§ Requirement
Convert the rows below into a numbered list with no blank lines, and omit the pictures.

(Rows from a dataset)
══════════

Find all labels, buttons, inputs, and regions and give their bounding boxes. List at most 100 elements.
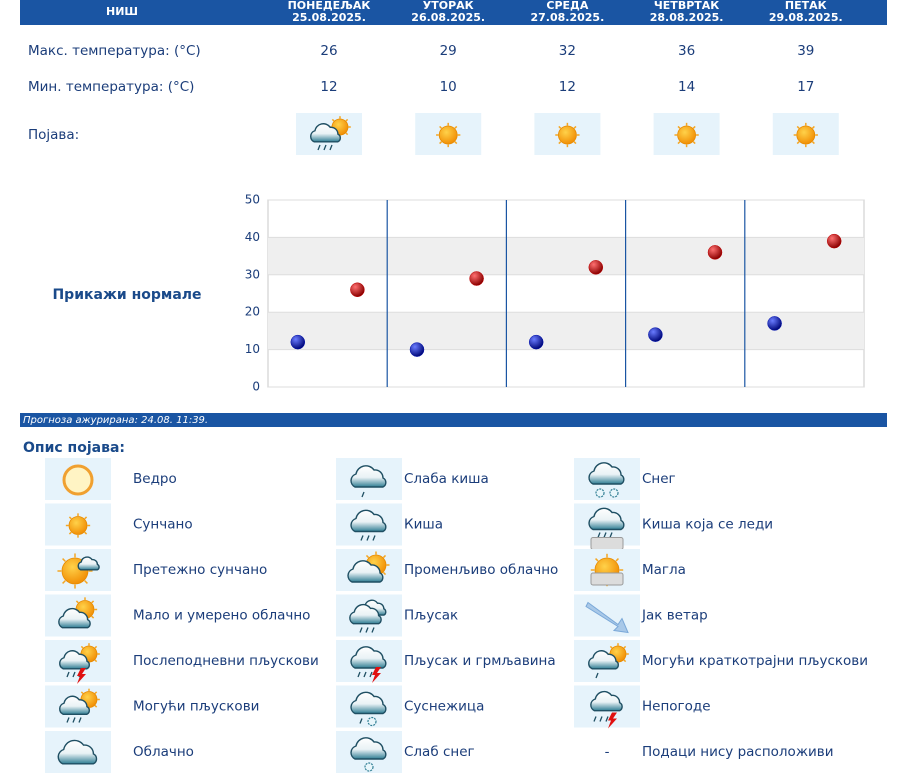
legend-label: Могући краткотрајни пљускови xyxy=(642,653,868,669)
rain xyxy=(371,627,375,633)
weather-icon xyxy=(574,458,640,500)
legend-label: Претежно сунчано xyxy=(133,562,267,578)
y-tick-label: 30 xyxy=(245,267,260,281)
sun-ray xyxy=(91,615,95,619)
header-bar xyxy=(20,0,887,25)
legend-label: Подаци нису расположиви xyxy=(642,744,833,760)
cloud xyxy=(77,556,100,571)
rain xyxy=(359,627,363,633)
plot-area xyxy=(267,199,865,388)
cloud xyxy=(590,690,623,712)
legend-label: Снег xyxy=(642,471,676,487)
rain xyxy=(78,717,82,723)
sun-ray xyxy=(623,645,627,649)
weather-icon xyxy=(772,113,839,155)
sun-ray xyxy=(382,571,387,576)
cloud xyxy=(588,507,625,531)
sun-ray xyxy=(811,125,815,129)
legend-label: Суснежица xyxy=(404,699,484,715)
legend-label: Киша која се леди xyxy=(642,517,773,533)
sun-ray xyxy=(439,141,443,145)
sun-ray xyxy=(573,125,577,129)
legend-label: Пљусак и грмљавина xyxy=(404,653,556,669)
cloud xyxy=(59,650,90,670)
legend-label: Ведро xyxy=(133,471,177,487)
cloud xyxy=(58,607,91,629)
sun xyxy=(677,125,696,145)
sun-ray xyxy=(558,125,562,129)
rain xyxy=(372,535,376,541)
row-label: Макс. температура: (°C) xyxy=(28,43,201,59)
weather-icon xyxy=(45,685,111,728)
sun-ray xyxy=(796,125,800,129)
sun-ray xyxy=(94,704,98,708)
min-temp: 10 xyxy=(440,79,457,95)
min-point xyxy=(767,316,782,331)
legend-label: Магла xyxy=(642,562,686,578)
sun-ray xyxy=(382,554,387,559)
weather-icon xyxy=(45,640,111,684)
max-temp: 29 xyxy=(440,43,457,59)
row-label: Појава: xyxy=(28,127,79,143)
rain xyxy=(359,718,363,724)
rain xyxy=(597,532,601,538)
min-temp: 12 xyxy=(559,79,576,95)
sun-ray xyxy=(91,600,95,604)
day-date: 28.08.2025. xyxy=(650,11,724,24)
cloud xyxy=(350,465,387,488)
max-temp: 26 xyxy=(320,43,337,59)
rain xyxy=(360,535,364,541)
min-point xyxy=(290,334,306,350)
sun xyxy=(796,125,816,145)
sun-ray xyxy=(615,558,619,562)
day-name: ЧЕТВРТАК xyxy=(654,0,719,12)
sun-ray xyxy=(595,558,599,562)
min-temp: 12 xyxy=(320,79,337,95)
bolt xyxy=(608,712,617,729)
rain xyxy=(329,144,333,151)
cloud xyxy=(347,560,384,583)
icon-box xyxy=(574,594,640,637)
legend-label: Непогоде xyxy=(642,699,711,715)
legend-label: Слаб снег xyxy=(404,744,475,760)
fog xyxy=(590,572,624,586)
rain xyxy=(363,671,367,678)
rain xyxy=(317,144,321,151)
rain xyxy=(595,672,599,679)
weather-icon xyxy=(574,685,640,729)
min-point xyxy=(528,334,544,350)
sun-ray xyxy=(331,118,335,122)
cloud xyxy=(350,646,387,669)
sun-ray xyxy=(454,125,458,129)
sun-ray xyxy=(80,691,84,695)
min-point xyxy=(648,327,663,342)
bolt xyxy=(372,667,381,683)
weather-icon xyxy=(336,458,402,500)
grid-band xyxy=(268,237,864,275)
rain xyxy=(66,717,70,723)
legend-label: Могући пљускови xyxy=(133,699,259,715)
max-point xyxy=(350,282,365,298)
weather-icon xyxy=(45,549,111,591)
update-bar xyxy=(20,413,887,427)
normals-link[interactable]: Прикажи нормале xyxy=(52,287,201,303)
cloud xyxy=(588,462,625,485)
rain xyxy=(599,716,603,722)
cloud xyxy=(349,603,382,625)
row-label: Мин. температура: (°C) xyxy=(28,79,194,95)
day-name: СРЕДА xyxy=(546,0,588,12)
max-point xyxy=(826,233,842,249)
day-name: ПЕТАК xyxy=(785,0,827,12)
y-tick-label: 40 xyxy=(245,230,260,244)
day-date: 25.08.2025. xyxy=(292,11,366,24)
weather-icon xyxy=(574,594,640,637)
rain xyxy=(609,532,613,538)
legend-label: Пљусак xyxy=(404,608,458,624)
weather-icon xyxy=(336,594,402,637)
chart: 0 10 20 30 40 50 xyxy=(245,193,865,394)
max-point xyxy=(707,245,723,260)
weather-icon xyxy=(336,731,402,773)
rain xyxy=(365,627,369,633)
rain xyxy=(72,671,76,678)
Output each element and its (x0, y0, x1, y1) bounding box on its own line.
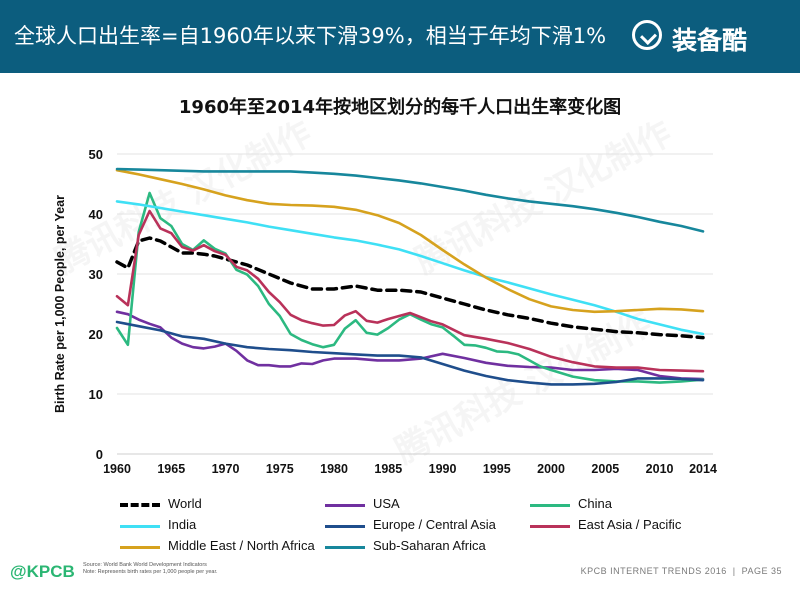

══════════

§ Solution
1. Find all labels, buttons, inputs, and regions and give their bounding boxes. List at most 100 elements.
2. legend-label: Могући краткотрајни пљускови xyxy=(642,653,868,669)
3. rain xyxy=(371,627,375,633)
4. weather-icon xyxy=(574,458,640,500)
5. legend-label: Претежно сунчано xyxy=(133,562,267,578)
6. y-tick-label: 30 xyxy=(245,267,260,281)
7. sun-ray xyxy=(91,615,95,619)
8. header-bar xyxy=(20,0,887,25)
9. legend-label: Подаци нису расположиви xyxy=(642,744,833,760)
10. cloud xyxy=(77,556,100,571)
11. rain xyxy=(359,627,363,633)
12. plot-area xyxy=(267,199,865,388)
13. cloud xyxy=(590,690,623,712)
14. legend-label: Снег xyxy=(642,471,676,487)
15. rain xyxy=(78,717,82,723)
16. sun-ray xyxy=(623,645,627,649)
17. weather-icon xyxy=(772,113,839,155)
18. sun-ray xyxy=(382,571,387,576)
19. cloud xyxy=(588,507,625,531)
20. sun-ray xyxy=(811,125,815,129)
21. legend-label: Суснежица xyxy=(404,699,484,715)
22. legend-label: Киша која се леди xyxy=(642,517,773,533)
23. sun-ray xyxy=(439,141,443,145)
24. sun-ray xyxy=(573,125,577,129)
25. legend-label: Пљусак и грмљавина xyxy=(404,653,556,669)
26. cloud xyxy=(59,650,90,670)
27. legend-label: Ведро xyxy=(133,471,177,487)
28. cloud xyxy=(58,607,91,629)
29. sun xyxy=(677,125,696,145)
30. sun-ray xyxy=(558,125,562,129)
31. rain xyxy=(372,535,376,541)
32. row-label: Макс. температура: (°C) xyxy=(28,43,201,59)
33. weather-icon xyxy=(45,685,111,728)
34. sun-ray xyxy=(796,125,800,129)
35. sun-ray xyxy=(94,704,98,708)
36. min-temp: 10 xyxy=(440,79,457,95)
37. min-point xyxy=(767,316,782,331)
38. legend-label: Магла xyxy=(642,562,686,578)
39. sun-ray xyxy=(382,554,387,559)
40. weather-icon xyxy=(45,640,111,684)
41. max-temp: 29 xyxy=(440,43,457,59)
42. row-label: Појава: xyxy=(28,127,79,143)
43. rain xyxy=(359,718,363,724)
44. rain xyxy=(597,532,601,538)
45. min-temp: 12 xyxy=(559,79,576,95)
46. sun-ray xyxy=(91,600,95,604)
47. day-date: 28.08.2025. xyxy=(650,11,724,24)
48. cloud xyxy=(350,465,387,488)
49. max-temp: 26 xyxy=(320,43,337,59)
50. rain xyxy=(360,535,364,541)
51. min-point xyxy=(290,334,306,350)
52. sun xyxy=(796,125,816,145)
53. sun-ray xyxy=(615,558,619,562)
54. day-name: ЧЕТВРТАК xyxy=(654,0,719,12)
55. sun-ray xyxy=(595,558,599,562)
56. min-temp: 12 xyxy=(320,79,337,95)
57. bolt xyxy=(608,712,617,729)
58. rain xyxy=(329,144,333,151)
59. cloud xyxy=(347,560,384,583)
60. icon-box xyxy=(574,594,640,637)
61. legend-label: Непогоде xyxy=(642,699,711,715)
62. legend-label: Слаб снег xyxy=(404,744,475,760)
63. fog xyxy=(590,572,624,586)
64. rain xyxy=(363,671,367,678)
65. rain xyxy=(317,144,321,151)
66. rain xyxy=(595,672,599,679)
67. weather-icon xyxy=(574,685,640,729)
68. min-point xyxy=(528,334,544,350)
69. sun-ray xyxy=(331,118,335,122)
70. cloud xyxy=(350,646,387,669)
71. sun-ray xyxy=(454,125,458,129)
72. sun-ray xyxy=(80,691,84,695)
73. min-point xyxy=(648,327,663,342)
74. bolt xyxy=(372,667,381,683)
75. weather-icon xyxy=(336,458,402,500)
76. grid-band xyxy=(268,237,864,275)
77. rain xyxy=(66,717,70,723)
78. legend-label: Могући пљускови xyxy=(133,699,259,715)
79. max-point xyxy=(350,282,365,298)
80. weather-icon xyxy=(45,549,111,591)
81. update-bar xyxy=(20,413,887,427)
82. normals-link[interactable]: Прикажи нормале xyxy=(52,287,201,303)
83. cloud xyxy=(588,462,625,485)
84. rain xyxy=(599,716,603,722)
85. cloud xyxy=(349,603,382,625)
86. row-label: Мин. температура: (°C) xyxy=(28,79,194,95)
87. day-name: СРЕДА xyxy=(546,0,588,12)
88. max-point xyxy=(826,233,842,249)
89. day-name: ПЕТАК xyxy=(785,0,827,12)
90. y-tick-label: 40 xyxy=(245,230,260,244)
91. day-date: 25.08.2025. xyxy=(292,11,366,24)
92. weather-icon xyxy=(574,594,640,637)
93. rain xyxy=(609,532,613,538)
94. legend-label: Пљусак xyxy=(404,608,458,624)
95. weather-icon xyxy=(336,594,402,637)
96. chart: 0 10 20 30 40 50 xyxy=(245,193,865,394)
97. max-point xyxy=(707,245,723,260)
98. weather-icon xyxy=(336,731,402,773)
99. rain xyxy=(365,627,369,633)
100. rain xyxy=(72,671,76,678)
101. Output each element and its (x0, y0, x1, y1) bounding box on its own line.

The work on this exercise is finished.